▸ **TEXT SECTION**
□ □ □ □ □

David Farrar: Empowering Parents


Erica Stanford announced:

Every parent wants to see their child thrive at school — to feel confident, supported, and capable. Today, the Government is taking a major step toward making that aspiration a reality with the launch of a new Parent Portal: an online resource designed to enable families to play their part in their child’s learning.

“This is about giving parents clarity, confidence, and practical tools to support their child’s learning journey,” says Erica Stanford.

Launching today, the Parent Portal will provide a clear, easy-to-understand year by year guide to what children will be learning in English and maths under New Zealand’s refreshed, knowledge-rich curriculum.

This is a great, much needed, initiative. By chance I have been meeting with a variety of parents of school aged kids, discussing changes to the education system which would help empower parents – who are meant to be active partners – in the schooling system.

□ □ □ □ □

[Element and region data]
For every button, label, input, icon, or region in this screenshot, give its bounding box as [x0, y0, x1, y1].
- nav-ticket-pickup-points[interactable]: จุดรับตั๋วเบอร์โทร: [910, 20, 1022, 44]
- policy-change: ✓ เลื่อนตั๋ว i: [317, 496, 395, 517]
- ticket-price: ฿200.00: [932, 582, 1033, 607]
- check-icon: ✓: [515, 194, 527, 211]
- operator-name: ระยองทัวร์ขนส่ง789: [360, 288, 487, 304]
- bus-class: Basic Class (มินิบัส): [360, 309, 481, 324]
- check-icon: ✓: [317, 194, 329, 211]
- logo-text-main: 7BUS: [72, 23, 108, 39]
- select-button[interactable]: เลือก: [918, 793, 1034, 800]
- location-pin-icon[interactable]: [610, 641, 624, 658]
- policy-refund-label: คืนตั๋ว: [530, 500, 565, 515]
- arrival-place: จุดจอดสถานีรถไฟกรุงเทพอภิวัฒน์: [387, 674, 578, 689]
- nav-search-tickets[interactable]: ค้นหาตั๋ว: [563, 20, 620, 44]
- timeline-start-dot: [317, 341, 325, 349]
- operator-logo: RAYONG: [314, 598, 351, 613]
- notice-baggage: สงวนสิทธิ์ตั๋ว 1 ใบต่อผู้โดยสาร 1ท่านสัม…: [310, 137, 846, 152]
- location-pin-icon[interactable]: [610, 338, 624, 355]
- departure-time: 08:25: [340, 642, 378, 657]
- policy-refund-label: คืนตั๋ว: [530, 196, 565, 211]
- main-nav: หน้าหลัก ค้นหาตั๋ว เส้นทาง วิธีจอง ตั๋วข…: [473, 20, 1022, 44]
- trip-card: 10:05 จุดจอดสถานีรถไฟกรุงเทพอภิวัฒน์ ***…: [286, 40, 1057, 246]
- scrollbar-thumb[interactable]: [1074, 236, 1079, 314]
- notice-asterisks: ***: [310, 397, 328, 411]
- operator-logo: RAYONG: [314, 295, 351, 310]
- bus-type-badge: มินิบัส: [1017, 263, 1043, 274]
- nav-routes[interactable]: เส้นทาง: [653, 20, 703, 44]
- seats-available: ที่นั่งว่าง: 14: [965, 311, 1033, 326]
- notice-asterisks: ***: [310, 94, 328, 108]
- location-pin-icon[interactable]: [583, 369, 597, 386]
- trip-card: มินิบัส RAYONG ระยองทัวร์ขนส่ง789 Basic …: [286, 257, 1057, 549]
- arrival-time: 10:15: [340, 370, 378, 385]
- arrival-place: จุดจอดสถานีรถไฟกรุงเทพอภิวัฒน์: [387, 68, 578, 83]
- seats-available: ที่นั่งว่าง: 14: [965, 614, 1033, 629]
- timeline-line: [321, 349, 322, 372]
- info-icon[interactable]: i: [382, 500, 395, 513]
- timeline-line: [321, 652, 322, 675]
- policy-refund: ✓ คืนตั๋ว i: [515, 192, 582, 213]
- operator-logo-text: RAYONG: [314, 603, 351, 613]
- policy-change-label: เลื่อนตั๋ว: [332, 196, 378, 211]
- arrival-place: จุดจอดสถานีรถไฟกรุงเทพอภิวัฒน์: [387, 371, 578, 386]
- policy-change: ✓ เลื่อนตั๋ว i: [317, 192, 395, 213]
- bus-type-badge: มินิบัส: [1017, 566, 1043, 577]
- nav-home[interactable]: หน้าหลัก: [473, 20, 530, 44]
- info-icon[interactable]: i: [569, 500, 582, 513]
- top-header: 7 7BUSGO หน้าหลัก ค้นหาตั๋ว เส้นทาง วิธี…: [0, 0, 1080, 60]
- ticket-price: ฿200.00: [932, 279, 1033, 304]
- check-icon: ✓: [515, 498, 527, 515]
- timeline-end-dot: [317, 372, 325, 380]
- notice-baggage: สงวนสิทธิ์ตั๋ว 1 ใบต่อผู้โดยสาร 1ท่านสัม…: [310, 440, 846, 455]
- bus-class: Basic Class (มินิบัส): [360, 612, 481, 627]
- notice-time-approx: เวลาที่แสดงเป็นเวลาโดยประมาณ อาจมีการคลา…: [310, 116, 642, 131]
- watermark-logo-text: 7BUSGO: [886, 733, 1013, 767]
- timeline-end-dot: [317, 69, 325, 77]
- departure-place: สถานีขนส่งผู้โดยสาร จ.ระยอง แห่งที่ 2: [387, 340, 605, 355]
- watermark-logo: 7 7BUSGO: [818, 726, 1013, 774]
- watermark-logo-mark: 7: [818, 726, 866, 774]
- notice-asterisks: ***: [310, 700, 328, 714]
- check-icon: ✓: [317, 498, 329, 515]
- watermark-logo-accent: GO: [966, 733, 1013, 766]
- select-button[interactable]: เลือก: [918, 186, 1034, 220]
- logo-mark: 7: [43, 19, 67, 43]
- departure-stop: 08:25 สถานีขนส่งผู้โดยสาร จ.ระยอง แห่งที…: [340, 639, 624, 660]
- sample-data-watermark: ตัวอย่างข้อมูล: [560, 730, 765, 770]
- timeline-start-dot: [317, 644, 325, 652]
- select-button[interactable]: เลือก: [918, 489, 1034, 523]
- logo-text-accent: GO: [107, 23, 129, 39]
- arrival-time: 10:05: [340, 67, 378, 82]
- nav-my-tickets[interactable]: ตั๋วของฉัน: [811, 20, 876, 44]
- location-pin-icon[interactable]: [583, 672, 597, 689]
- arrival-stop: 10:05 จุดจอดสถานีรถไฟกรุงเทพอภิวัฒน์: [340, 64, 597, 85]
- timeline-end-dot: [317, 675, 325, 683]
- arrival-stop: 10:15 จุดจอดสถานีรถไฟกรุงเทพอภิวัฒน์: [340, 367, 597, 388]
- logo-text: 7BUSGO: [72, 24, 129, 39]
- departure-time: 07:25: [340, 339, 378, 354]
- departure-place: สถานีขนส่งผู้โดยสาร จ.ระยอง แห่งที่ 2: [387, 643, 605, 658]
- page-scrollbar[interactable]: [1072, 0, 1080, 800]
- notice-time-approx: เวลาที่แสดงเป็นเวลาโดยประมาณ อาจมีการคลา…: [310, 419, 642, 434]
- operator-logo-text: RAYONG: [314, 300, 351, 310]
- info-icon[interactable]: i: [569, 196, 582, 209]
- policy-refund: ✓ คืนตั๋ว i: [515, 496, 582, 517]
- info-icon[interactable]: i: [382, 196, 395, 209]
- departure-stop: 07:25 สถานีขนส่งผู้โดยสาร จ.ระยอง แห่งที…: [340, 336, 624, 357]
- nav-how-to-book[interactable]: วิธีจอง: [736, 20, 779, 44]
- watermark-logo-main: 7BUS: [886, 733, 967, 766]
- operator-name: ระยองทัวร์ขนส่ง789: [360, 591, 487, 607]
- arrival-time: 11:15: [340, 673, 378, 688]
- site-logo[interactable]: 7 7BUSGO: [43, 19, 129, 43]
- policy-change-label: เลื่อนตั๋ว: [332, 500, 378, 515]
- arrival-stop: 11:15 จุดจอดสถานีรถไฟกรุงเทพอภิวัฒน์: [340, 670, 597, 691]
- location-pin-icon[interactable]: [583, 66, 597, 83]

□ □ □ □ □

▸ **GOAL 1**
Answer these questions about the Parent Portal text:
(a) Who made the announcement?
(b) Which two subjects does the year-by-year guide cover?
(c) Whom does the writer say they have been meeting with?
▸ **GOAL 2**
Retype the portion of the Parent Portal text starting at "David Farrar: Empowering" and ending at "refreshed, knowledge-rich curriculum.".

▸ **RESPONSE 1**
(a) Erica Stanford
(b) English and maths
(c) A variety of parents of school-aged kids

▸ **RESPONSE 2**
David Farrar: Empowering Parents


Erica Stanford announced:

Every parent wants to see their child thrive at school — to feel confident, supported, and capable. Today, the Government is taking a major step toward making that aspiration a reality with the launch of a new Parent Portal: an online resource designed to enable families to play their part in their child’s learning.

“This is about giving parents clarity, confidence, and practical tools to support their child’s learning journey,” says Erica Stanford.

Launching today, the Parent Portal will provide a clear, easy-to-understand year by year guide to what children will be learning in English and maths under New Zealand’s refreshed, knowledge-rich curriculum.